## Énoncé A
Recopiez le passage de l'article sur la boîte retrouvée dans l'épave qui commence à « Jusqu'à présent, on » et se termine à « président gabonais Bongo. ».
## Énoncé B
D'après l'article sur la boîte retrouvée dans l'épave, pourquoi le détenteur de la boîte justifie-t-il l'exclamation « Et quel «privé» ! » ? Répondez en une à trois phrases.
## Énoncé C
Poursuivez l'article sur la boîte retrouvée dans l'épave là où il s'arrête.

Jusqu'à présent, on croyait savoir que le document - recueilli sur
l'épave de l'appareil par un coopérant militaire français, le
commandant de Saint-Quentin - se trouvait à Paris, et, à Bruxelles, on
s'étonnait du secret qui l'entourait. Le voile est aujourd'hui levé,
sur un point en tout cas: la précieuse boîte, recueillie par un
«officiel», est dans les mains d'un «privé». Et quel «privé»! Le
capitaine Paul Barril, ex-gendarme du GIGN (le groupe d'élite de la
gendarmerie française) et de la cellule de gendarmes de l'Élysée,
aujourd'hui reconverti dans la sécurité privée, au service notamment
de chefs d'État africains dont le président gabonais Bongo.
Paul Barril, qui s'est mis au service de la famille Habyarimana et a
été chargé d'enquêter sur la mort du chef d'État, a révélé au «Monde»

## Extrait des données
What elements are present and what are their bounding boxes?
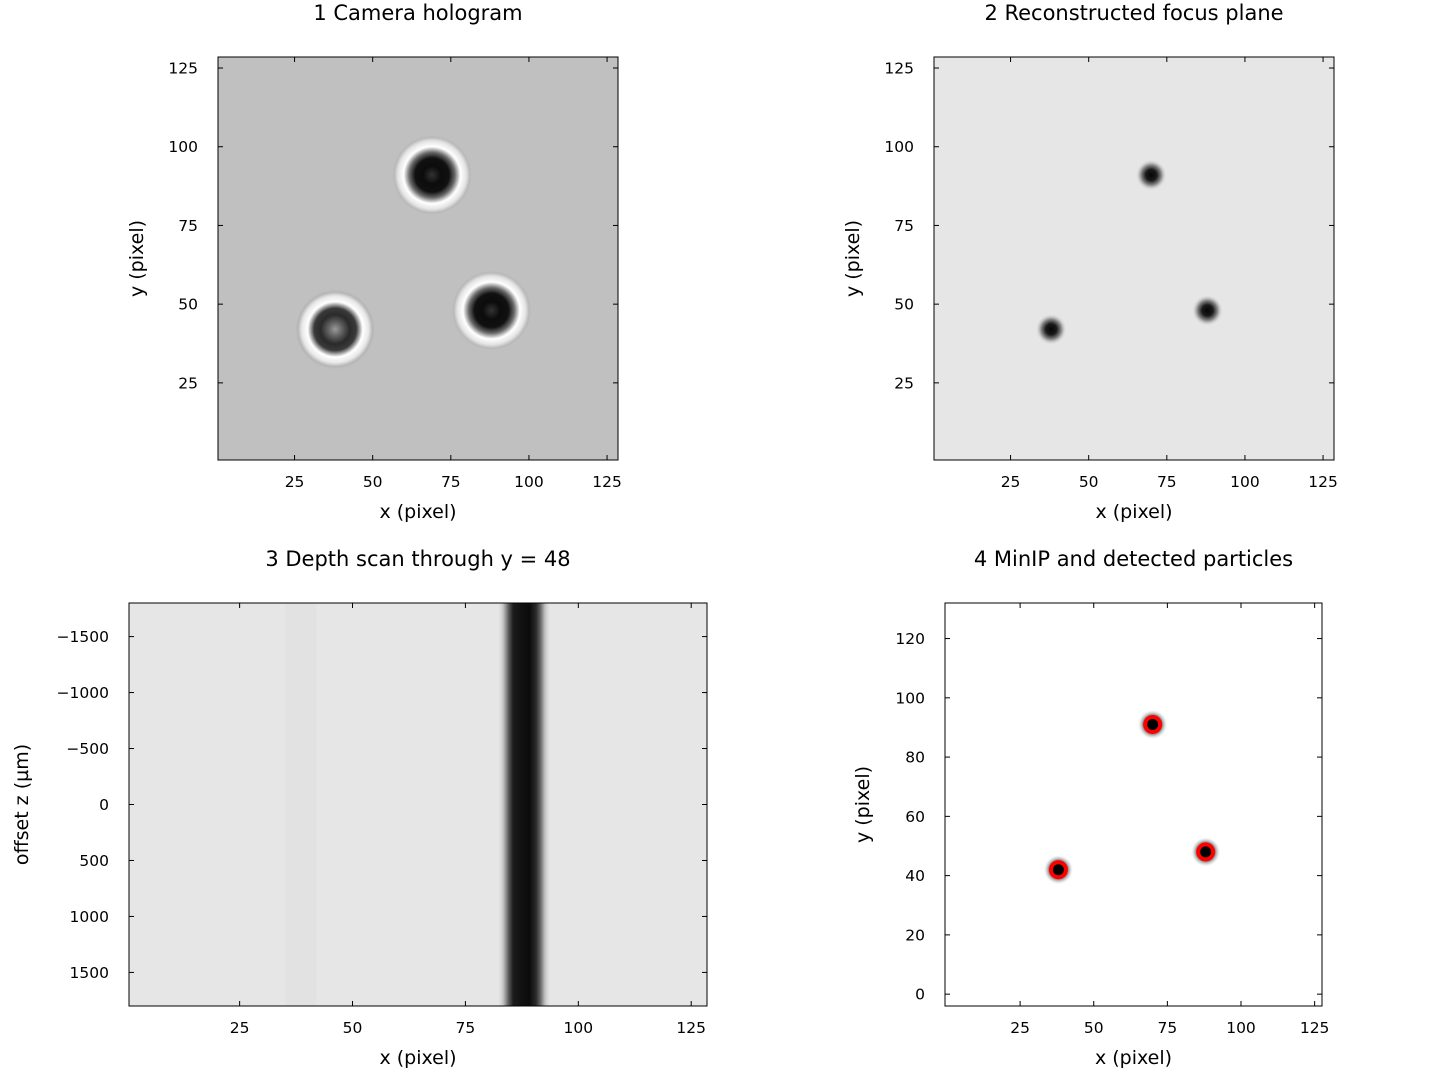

## Bonne réponse A
Jusqu'à présent, on croyait savoir que le document - recueilli sur
l'épave de l'appareil par un coopérant militaire français, le
commandant de Saint-Quentin - se trouvait à Paris, et, à Bruxelles, on
s'étonnait du secret qui l'entourait. Le voile est aujourd'hui levé,
sur un point en tout cas: la précieuse boîte, recueillie par un
«officiel», est dans les mains d'un «privé». Et quel «privé»! Le
capitaine Paul Barril, ex-gendarme du GIGN (le groupe d'élite de la
gendarmerie française) et de la cellule de gendarmes de l'Élysée,
aujourd'hui reconverti dans la sécurité privée, au service notamment
de chefs d'État africains dont le président gabonais Bongo.

## Bonne réponse B
Ce « privé » est le capitaine Paul Barril, ancien gendarme du GIGN et de la cellule de gendarmes de l'Élysée. Il s'est reconverti dans la sécurité privée et travaille notamment pour des chefs d'État africains, dont le président gabonais Bongo.

## Bonne réponse C
puis à l'Agence France-Presse qu'il détenait la fameuse boîte noire.
(Toutefois, Dassault, le constructeur de l'avion, affirme n'en avoir
pas équipé lui-même le Falcon-50, tout en reconnaissant que le client
pouvait l'avoir montée lui-même.) Barril l'aurait récupérée lui-même à
Kigali où le document serait resté après l'attentat: la radio locale
l'assurait en tout cas voici deux semaines, précisant que le
gouvernement intérimaire n'avait pas eu le temps de s'en occuper.
Les investigations rwandaises de Paul Barril devraient nourrir le
dossier que constitue une avocate française, Hélène Clamagirand,
chargée par la famille du président défunt de déposer dans les
prochaines semaines une plainte pour assassinat devant la Cour
internationale de justice de La Haye.
Cette plainte en croisera sans doute d'autres: les Belges, qui
poursuivent eux aussi leur enquête sur les circonstances de la mort de
nos dix paras, enregistrent en effet des accusations mettant en cause
la responsabilité de Mme Habyarimana dans la mort des Casques bleus et
dans l'assassinat du Premier ministre Agathe Uwilingiymana.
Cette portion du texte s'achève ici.